WHAT TO WORK ON = Give the entries again, word for word.

Dataset items
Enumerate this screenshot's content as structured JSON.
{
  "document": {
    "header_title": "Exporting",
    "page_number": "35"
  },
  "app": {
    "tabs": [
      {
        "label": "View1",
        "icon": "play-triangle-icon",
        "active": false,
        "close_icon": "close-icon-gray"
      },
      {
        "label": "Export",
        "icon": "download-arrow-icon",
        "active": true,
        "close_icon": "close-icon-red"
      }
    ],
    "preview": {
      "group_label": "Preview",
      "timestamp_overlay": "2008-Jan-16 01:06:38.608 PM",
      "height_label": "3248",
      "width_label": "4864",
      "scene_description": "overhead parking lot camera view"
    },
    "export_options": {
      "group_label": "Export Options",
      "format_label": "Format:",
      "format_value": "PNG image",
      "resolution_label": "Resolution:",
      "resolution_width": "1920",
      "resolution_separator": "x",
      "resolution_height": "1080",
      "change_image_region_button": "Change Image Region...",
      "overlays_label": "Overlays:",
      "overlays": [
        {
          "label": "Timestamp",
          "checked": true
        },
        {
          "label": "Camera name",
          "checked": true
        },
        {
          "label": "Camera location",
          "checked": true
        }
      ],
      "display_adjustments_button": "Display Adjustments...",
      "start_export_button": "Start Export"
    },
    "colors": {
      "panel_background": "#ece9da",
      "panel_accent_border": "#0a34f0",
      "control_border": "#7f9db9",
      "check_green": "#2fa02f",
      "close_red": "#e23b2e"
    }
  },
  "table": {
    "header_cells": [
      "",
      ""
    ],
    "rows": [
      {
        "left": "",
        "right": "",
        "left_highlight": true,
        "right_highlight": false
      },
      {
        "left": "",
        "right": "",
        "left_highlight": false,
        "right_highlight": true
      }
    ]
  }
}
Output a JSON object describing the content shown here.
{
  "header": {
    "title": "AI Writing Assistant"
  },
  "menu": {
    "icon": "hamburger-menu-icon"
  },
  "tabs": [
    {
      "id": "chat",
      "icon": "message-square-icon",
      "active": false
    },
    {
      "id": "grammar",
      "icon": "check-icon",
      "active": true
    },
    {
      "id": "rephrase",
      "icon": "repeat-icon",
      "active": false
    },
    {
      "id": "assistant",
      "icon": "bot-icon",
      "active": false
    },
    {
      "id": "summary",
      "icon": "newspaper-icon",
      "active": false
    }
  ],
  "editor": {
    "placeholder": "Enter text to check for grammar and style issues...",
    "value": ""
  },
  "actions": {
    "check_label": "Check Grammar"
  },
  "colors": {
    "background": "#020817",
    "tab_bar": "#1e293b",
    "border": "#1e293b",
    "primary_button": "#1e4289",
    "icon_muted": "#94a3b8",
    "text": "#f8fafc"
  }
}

PROBLEM SOLUTION =
Enumerate this screenshot's content as structured JSON.
{
  "document": {
    "header_title": "Exporting",
    "page_number": "35"
  },
  "app": {
    "tabs": [
      {
        "label": "View1",
        "icon": "play-triangle-icon",
        "active": false,
        "close_icon": "close-icon-gray"
      },
      {
        "label": "Export",
        "icon": "download-arrow-icon",
        "active": true,
        "close_icon": "close-icon-red"
      }
    ],
    "preview": {
      "group_label": "Preview",
      "timestamp_overlay": "2008-Jan-16 01:06:38.608 PM",
      "height_label": "3248",
      "width_label": "4864",
      "scene_description": "overhead parking lot camera view"
    },
    "export_options": {
      "group_label": "Export Options",
      "format_label": "Format:",
      "format_value": "PNG image",
      "resolution_label": "Resolution:",
      "resolution_width": "1920",
      "resolution_separator": "x",
      "resolution_height": "1080",
      "change_image_region_button": "Change Image Region...",
      "overlays_label": "Overlays:",
      "overlays": [
        {
          "label": "Timestamp",
          "checked": true
        },
        {
          "label": "Camera name",
          "checked": true
        },
        {
          "label": "Camera location",
          "checked": true
        }
      ],
      "display_adjustments_button": "Display Adjustments...",
      "start_export_button": "Start Export"
    },
    "colors": {
      "panel_background": "#ece9da",
      "panel_accent_border": "#0a34f0",
      "control_border": "#7f9db9",
      "check_green": "#2fa02f",
      "close_red": "#e23b2e"
    }
  },
  "table": {
    "header_cells": [
      "",
      ""
    ],
    "rows": [
      {
        "left": "",
        "right": "",
        "left_highlight": true,
        "right_highlight": false
      },
      {
        "left": "",
        "right": "",
        "left_highlight": false,
        "right_highlight": true
      }
    ]
  }
}
Output a JSON object describing the content shown here.
{
  "header": {
    "title": "AI Writing Assistant"
  },
  "menu": {
    "icon": "hamburger-menu-icon"
  },
  "tabs": [
    {
      "id": "chat",
      "icon": "message-square-icon",
      "active": false
    },
    {
      "id": "grammar",
      "icon": "check-icon",
      "active": true
    },
    {
      "id": "rephrase",
      "icon": "repeat-icon",
      "active": false
    },
    {
      "id": "assistant",
      "icon": "bot-icon",
      "active": false
    },
    {
      "id": "summary",
      "icon": "newspaper-icon",
      "active": false
    }
  ],
  "editor": {
    "placeholder": "Enter text to check for grammar and style issues...",
    "value": ""
  },
  "actions": {
    "check_label": "Check Grammar"
  },
  "colors": {
    "background": "#020817",
    "tab_bar": "#1e293b",
    "border": "#1e293b",
    "primary_button": "#1e4289",
    "icon_muted": "#94a3b8",
    "text": "#f8fafc"
  }
}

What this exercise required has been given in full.